§ WHAT YOU HAVE TO DO: From the listing below, pull each line that includes "text".

Collection entries
<<<<
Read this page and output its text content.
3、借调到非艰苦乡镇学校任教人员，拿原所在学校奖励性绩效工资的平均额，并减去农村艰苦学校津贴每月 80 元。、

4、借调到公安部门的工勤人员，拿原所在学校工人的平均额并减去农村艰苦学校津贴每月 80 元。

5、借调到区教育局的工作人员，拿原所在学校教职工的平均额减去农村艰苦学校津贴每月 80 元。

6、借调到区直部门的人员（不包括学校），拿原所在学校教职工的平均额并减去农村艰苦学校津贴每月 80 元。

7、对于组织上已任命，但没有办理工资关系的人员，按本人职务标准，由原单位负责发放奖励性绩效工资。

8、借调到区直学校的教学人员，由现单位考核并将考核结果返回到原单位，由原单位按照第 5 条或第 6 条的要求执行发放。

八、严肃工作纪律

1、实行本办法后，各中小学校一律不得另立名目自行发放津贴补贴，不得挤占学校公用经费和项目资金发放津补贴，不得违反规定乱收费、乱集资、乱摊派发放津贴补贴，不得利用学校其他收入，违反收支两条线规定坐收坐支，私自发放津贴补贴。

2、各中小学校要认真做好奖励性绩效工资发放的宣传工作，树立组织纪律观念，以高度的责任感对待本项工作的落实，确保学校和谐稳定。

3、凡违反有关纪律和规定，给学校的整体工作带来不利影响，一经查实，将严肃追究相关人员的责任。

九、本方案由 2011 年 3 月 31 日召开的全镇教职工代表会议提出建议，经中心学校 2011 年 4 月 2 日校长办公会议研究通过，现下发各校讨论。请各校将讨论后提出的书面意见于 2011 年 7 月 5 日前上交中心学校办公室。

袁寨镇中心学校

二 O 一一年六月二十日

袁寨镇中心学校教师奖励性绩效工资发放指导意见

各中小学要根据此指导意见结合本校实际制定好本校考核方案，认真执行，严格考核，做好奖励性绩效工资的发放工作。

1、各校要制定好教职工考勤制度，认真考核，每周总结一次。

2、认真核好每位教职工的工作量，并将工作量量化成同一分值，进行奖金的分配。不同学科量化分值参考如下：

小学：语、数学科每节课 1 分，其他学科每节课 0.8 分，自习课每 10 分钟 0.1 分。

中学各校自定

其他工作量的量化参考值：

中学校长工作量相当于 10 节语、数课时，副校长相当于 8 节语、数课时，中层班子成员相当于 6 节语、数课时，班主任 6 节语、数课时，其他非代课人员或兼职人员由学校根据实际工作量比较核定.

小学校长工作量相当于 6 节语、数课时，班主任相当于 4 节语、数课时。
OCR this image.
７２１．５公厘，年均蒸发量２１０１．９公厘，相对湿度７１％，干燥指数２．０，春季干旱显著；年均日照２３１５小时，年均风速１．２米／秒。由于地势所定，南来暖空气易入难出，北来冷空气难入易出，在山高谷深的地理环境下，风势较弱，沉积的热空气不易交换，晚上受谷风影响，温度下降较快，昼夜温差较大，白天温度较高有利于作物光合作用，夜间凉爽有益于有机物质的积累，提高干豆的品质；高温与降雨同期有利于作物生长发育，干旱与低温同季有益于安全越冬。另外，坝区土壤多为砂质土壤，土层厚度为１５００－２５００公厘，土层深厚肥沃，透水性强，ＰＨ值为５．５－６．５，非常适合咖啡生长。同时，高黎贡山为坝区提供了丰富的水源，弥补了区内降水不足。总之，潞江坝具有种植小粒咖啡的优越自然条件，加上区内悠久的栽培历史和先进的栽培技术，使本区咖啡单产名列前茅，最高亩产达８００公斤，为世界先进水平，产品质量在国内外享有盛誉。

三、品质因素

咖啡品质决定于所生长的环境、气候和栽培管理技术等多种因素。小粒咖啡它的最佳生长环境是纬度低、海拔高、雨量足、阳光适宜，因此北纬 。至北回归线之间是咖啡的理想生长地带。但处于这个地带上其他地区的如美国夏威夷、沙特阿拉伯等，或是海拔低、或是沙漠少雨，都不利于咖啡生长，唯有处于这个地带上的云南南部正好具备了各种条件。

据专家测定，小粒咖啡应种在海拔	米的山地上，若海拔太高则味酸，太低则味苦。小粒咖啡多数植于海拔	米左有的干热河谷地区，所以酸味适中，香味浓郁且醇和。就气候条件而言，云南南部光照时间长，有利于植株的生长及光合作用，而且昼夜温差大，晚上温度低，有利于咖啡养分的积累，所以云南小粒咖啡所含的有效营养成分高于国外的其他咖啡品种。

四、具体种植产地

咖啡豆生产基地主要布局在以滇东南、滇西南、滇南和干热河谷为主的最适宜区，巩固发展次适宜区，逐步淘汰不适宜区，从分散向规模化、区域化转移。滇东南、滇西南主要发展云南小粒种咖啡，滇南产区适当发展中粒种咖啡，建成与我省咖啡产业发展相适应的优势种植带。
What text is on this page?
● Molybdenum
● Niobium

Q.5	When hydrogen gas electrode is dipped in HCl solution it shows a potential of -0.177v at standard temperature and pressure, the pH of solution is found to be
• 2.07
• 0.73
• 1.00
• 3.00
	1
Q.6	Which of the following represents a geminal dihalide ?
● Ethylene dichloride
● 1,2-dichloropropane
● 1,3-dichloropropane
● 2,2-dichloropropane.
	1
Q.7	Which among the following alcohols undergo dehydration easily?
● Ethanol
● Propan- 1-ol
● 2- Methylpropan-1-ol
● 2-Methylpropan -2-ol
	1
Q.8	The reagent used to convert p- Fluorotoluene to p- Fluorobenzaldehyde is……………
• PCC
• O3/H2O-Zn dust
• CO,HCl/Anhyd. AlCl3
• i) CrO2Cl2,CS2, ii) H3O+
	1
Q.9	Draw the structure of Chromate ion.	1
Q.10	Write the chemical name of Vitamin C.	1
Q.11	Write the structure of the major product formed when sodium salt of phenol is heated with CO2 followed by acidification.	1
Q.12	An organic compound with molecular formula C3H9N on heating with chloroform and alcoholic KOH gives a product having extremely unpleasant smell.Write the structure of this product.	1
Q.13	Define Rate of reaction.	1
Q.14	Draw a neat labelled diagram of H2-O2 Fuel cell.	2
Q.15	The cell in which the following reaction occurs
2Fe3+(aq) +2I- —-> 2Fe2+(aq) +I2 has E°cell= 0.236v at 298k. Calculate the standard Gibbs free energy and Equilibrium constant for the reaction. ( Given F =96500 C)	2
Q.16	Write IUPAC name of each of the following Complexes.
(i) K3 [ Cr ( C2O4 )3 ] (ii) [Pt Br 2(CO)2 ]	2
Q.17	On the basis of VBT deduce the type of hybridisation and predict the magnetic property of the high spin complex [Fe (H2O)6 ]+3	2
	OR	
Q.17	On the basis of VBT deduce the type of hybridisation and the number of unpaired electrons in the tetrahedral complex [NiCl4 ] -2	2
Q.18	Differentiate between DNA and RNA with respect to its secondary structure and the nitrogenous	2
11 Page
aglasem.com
>>>>
§ OUTPUT OF THE EXERCISE:
Read this page and output its text content.
What text is on this page?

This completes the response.